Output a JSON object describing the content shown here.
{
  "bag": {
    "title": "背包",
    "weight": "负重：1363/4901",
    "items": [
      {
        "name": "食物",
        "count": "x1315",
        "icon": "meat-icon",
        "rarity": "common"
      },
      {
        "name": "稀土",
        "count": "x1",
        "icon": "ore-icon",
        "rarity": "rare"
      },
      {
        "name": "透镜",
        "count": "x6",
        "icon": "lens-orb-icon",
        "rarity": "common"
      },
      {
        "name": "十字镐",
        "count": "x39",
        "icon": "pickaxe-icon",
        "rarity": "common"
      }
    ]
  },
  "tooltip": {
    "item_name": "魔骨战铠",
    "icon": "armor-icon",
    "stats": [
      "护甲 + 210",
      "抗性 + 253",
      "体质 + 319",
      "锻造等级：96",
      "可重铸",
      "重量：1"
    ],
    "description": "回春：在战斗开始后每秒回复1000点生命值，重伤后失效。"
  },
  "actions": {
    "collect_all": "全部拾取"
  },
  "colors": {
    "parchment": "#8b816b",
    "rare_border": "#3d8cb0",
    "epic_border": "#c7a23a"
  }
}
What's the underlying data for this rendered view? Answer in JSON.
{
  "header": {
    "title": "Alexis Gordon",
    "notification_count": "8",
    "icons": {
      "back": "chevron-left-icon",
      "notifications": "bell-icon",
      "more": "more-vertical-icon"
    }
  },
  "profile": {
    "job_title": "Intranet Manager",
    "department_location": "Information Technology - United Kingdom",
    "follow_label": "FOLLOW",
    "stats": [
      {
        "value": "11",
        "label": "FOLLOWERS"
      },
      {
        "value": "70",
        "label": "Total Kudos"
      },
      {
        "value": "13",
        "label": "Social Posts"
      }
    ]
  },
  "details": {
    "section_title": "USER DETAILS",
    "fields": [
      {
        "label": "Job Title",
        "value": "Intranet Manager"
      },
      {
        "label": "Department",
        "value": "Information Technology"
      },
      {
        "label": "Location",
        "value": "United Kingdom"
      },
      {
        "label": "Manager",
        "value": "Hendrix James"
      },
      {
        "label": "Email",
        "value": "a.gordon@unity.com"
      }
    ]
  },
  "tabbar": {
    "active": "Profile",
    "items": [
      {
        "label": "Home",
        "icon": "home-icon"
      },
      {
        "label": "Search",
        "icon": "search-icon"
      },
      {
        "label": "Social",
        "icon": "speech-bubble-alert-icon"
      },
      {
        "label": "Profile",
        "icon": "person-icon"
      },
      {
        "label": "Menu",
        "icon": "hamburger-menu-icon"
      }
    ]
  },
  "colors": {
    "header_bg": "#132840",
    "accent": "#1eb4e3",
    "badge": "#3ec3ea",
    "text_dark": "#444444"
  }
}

########

## PROMPT
From the entries above, extract each line containing "Kingdom".

## FINISHED TASK
    "department_location": "Information Technology - United Kingdom",
        "value": "United Kingdom"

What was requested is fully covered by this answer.